▶ **Exercise**: Turn the data into a numbered list, from its first line through the line holding "x-tick-label: 24-02-29: [270, 891, 366, 918]", both included. Leave out any blank lines.

▶ **Records shown**:
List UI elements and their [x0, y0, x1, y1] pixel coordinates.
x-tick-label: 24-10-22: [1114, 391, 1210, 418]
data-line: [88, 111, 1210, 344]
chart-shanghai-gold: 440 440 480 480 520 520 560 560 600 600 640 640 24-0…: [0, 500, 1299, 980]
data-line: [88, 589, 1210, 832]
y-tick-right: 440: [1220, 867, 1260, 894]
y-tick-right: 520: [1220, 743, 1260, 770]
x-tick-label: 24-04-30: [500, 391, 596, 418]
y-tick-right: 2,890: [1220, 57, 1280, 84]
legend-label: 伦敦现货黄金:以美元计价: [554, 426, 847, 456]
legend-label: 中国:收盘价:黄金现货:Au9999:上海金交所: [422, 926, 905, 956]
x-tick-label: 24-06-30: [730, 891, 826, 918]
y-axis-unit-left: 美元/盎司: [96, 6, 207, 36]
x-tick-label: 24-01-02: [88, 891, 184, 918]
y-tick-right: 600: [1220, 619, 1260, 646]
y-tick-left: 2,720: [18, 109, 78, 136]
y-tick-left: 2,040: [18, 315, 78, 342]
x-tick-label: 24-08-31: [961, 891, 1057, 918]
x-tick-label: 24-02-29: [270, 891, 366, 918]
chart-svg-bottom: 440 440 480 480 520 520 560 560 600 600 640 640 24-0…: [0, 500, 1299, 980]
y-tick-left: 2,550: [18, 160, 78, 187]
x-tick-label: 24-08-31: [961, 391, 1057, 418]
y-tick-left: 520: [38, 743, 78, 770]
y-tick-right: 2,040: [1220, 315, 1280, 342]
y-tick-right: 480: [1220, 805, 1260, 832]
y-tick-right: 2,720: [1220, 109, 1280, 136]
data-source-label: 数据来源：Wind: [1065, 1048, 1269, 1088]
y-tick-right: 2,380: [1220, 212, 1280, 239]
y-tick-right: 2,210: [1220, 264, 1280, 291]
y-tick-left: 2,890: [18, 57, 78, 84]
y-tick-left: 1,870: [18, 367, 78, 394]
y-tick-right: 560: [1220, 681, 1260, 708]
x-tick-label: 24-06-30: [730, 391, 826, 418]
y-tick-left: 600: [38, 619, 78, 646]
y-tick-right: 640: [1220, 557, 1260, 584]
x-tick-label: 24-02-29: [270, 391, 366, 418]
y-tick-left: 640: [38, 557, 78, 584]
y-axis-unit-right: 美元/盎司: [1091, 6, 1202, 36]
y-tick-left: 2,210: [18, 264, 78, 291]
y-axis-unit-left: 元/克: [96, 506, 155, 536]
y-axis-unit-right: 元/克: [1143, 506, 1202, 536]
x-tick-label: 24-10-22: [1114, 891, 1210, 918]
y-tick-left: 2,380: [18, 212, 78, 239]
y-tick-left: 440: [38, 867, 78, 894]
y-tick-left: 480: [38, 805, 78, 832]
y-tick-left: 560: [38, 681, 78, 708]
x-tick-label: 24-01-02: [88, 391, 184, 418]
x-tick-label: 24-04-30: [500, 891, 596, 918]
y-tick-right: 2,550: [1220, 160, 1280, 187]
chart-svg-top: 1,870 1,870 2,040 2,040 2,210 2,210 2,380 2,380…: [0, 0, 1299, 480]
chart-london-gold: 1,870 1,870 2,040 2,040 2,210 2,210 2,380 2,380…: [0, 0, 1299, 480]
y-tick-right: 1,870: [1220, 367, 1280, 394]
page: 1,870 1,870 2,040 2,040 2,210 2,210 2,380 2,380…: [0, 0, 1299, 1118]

▶ **Written solution**:
1. List UI elements and their [x0, y0, x1, y1] pixel coordinates.
2. x-tick-label: 24-10-22: [1114, 391, 1210, 418]
3. data-line: [88, 111, 1210, 344]
4. chart-shanghai-gold: 440 440 480 480 520 520 560 560 600 600 640 640 24-0…: [0, 500, 1299, 980]
5. data-line: [88, 589, 1210, 832]
6. y-tick-right: 440: [1220, 867, 1260, 894]
7. y-tick-right: 520: [1220, 743, 1260, 770]
8. x-tick-label: 24-04-30: [500, 391, 596, 418]
9. y-tick-right: 2,890: [1220, 57, 1280, 84]
10. legend-label: 伦敦现货黄金:以美元计价: [554, 426, 847, 456]
11. legend-label: 中国:收盘价:黄金现货:Au9999:上海金交所: [422, 926, 905, 956]
12. x-tick-label: 24-06-30: [730, 891, 826, 918]
13. y-axis-unit-left: 美元/盎司: [96, 6, 207, 36]
14. x-tick-label: 24-01-02: [88, 891, 184, 918]
15. y-tick-right: 600: [1220, 619, 1260, 646]
16. y-tick-left: 2,720: [18, 109, 78, 136]
17. y-tick-left: 2,040: [18, 315, 78, 342]
18. x-tick-label: 24-08-31: [961, 891, 1057, 918]
19. x-tick-label: 24-02-29: [270, 891, 366, 918]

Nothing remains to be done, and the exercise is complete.